STORED RECORDS
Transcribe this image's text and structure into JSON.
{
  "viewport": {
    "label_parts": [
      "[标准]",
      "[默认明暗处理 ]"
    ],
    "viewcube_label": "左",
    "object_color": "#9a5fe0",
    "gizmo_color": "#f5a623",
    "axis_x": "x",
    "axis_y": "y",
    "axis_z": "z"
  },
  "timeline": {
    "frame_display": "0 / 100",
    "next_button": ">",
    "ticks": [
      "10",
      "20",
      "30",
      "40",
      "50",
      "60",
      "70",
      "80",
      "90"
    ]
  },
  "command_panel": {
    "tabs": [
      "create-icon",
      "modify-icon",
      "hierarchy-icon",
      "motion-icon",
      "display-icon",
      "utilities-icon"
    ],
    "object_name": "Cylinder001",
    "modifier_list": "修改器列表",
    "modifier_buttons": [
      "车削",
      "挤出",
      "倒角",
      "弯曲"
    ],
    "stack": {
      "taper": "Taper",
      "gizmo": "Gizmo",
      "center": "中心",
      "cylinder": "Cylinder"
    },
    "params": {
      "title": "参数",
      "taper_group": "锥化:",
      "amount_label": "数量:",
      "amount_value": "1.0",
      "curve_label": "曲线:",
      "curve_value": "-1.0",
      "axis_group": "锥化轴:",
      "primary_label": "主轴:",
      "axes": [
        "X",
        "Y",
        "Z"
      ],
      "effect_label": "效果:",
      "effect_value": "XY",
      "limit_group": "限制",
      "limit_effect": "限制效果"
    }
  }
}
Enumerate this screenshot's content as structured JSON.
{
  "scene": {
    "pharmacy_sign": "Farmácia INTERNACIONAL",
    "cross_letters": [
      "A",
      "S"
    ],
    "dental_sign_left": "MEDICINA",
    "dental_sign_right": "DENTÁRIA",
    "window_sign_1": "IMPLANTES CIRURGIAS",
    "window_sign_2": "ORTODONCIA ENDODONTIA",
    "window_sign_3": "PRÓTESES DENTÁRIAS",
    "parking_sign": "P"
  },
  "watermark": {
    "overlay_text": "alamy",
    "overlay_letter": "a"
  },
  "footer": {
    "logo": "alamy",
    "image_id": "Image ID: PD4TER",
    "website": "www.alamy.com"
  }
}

==

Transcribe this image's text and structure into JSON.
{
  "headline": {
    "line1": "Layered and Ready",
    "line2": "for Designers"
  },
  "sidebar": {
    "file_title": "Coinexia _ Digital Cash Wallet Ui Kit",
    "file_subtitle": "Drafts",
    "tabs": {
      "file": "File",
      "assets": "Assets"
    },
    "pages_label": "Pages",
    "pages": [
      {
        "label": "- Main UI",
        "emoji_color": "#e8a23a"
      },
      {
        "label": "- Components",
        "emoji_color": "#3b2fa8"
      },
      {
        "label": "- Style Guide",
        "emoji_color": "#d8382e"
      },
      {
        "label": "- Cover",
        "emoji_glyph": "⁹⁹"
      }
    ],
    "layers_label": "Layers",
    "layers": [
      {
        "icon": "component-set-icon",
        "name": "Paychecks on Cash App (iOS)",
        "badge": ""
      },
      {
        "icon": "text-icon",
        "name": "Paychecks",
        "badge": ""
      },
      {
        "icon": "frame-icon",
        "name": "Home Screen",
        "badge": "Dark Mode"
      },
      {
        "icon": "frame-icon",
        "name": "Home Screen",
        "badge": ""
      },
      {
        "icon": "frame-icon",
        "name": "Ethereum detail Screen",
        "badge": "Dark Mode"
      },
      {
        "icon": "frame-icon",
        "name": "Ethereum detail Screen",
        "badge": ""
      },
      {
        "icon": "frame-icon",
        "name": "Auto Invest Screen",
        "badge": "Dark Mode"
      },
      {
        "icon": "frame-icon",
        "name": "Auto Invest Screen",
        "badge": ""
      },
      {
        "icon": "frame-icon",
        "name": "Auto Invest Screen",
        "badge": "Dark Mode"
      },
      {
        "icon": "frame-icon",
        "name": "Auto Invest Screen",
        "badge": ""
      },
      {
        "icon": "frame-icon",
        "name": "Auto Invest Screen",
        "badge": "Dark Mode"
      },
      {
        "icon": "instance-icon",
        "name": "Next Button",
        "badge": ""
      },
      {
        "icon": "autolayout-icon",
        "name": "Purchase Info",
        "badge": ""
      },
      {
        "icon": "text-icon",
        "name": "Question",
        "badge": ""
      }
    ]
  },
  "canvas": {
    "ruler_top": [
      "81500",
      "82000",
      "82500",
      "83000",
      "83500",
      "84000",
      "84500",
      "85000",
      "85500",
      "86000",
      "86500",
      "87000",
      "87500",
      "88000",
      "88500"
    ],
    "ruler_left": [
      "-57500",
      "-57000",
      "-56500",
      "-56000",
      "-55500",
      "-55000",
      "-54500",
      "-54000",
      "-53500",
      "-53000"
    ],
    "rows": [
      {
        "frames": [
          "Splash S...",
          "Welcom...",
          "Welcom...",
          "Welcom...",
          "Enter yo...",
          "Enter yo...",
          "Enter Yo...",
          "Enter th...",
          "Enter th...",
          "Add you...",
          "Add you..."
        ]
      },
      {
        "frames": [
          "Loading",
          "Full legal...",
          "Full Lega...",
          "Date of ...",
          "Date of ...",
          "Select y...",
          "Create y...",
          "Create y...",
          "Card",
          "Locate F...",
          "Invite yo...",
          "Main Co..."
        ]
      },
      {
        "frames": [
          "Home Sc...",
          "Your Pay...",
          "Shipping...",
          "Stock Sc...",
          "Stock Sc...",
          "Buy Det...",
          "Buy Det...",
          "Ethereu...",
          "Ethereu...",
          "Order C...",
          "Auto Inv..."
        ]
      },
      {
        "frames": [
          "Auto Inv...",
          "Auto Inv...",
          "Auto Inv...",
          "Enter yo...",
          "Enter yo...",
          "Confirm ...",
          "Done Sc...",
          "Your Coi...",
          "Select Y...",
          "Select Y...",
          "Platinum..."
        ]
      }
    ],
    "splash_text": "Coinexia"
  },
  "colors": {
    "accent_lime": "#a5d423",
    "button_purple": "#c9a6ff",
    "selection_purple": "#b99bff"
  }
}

...

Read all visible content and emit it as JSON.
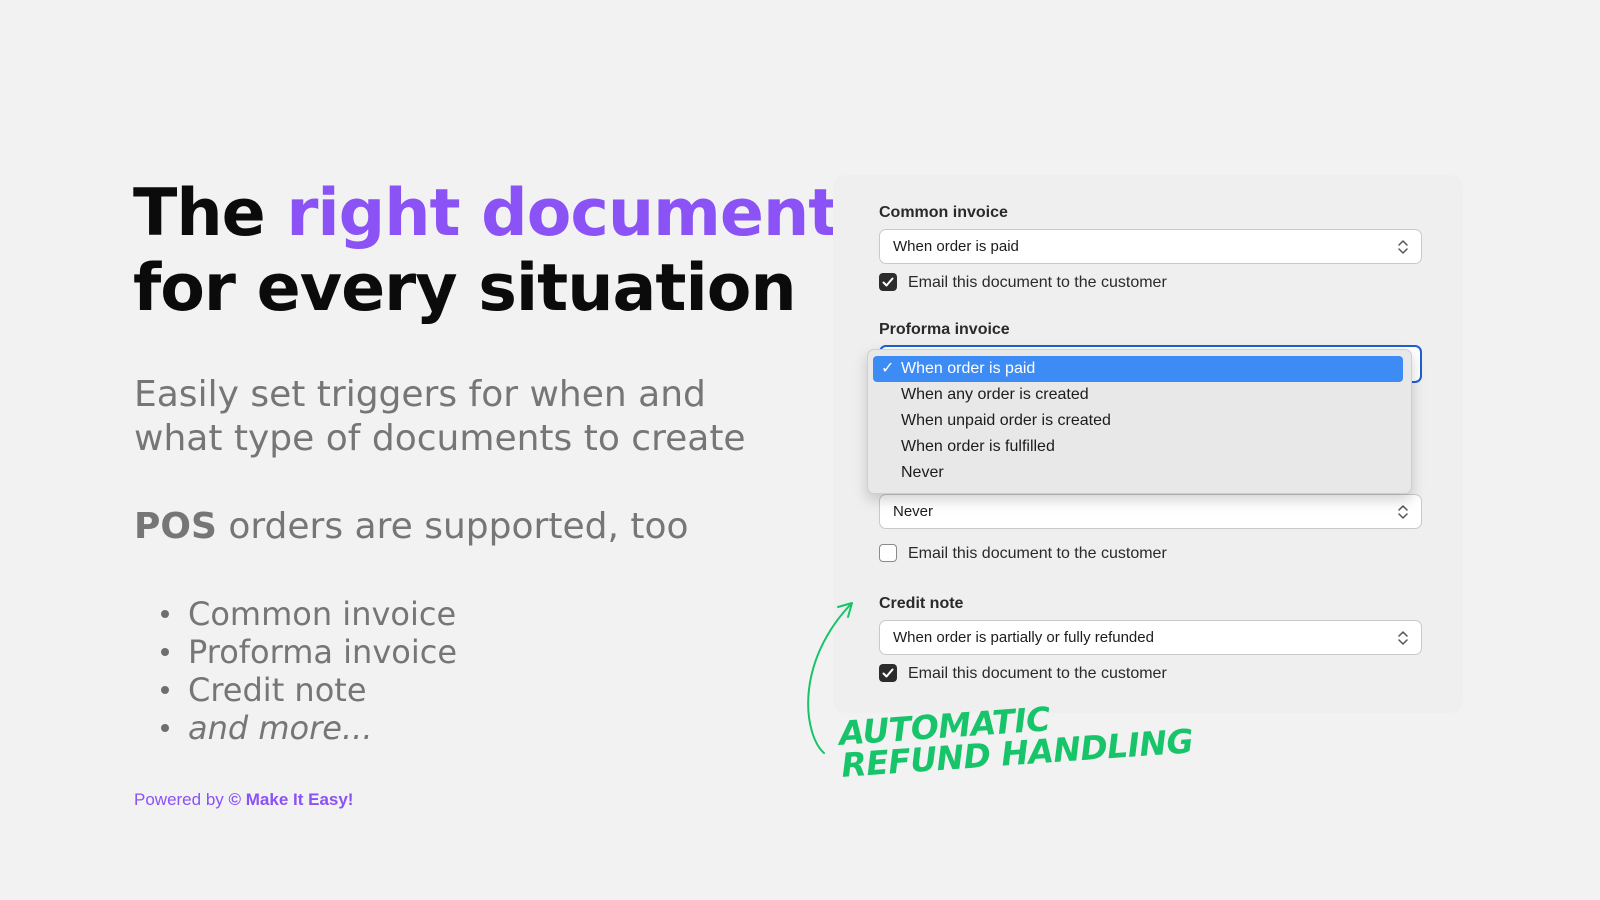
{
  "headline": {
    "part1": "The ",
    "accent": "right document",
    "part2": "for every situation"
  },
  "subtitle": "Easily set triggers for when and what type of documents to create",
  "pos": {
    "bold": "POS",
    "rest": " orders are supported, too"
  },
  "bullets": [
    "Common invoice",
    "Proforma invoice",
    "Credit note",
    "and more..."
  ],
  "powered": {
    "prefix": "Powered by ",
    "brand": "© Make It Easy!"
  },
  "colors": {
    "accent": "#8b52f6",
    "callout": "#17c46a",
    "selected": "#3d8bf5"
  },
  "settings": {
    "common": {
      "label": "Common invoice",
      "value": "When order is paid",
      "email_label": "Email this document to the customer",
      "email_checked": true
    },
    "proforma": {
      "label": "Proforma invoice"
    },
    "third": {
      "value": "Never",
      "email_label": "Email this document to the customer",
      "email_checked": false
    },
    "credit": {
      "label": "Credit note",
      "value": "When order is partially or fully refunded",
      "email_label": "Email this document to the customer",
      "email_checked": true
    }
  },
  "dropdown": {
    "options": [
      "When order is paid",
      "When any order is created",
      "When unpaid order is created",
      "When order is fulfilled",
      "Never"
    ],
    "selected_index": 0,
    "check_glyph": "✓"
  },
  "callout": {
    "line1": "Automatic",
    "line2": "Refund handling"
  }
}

TASK DIRECTIONS
Filter for "created". Return all lines that hold it.

TASK SOLUTION
      "When any order is created",
      "When unpaid order is created",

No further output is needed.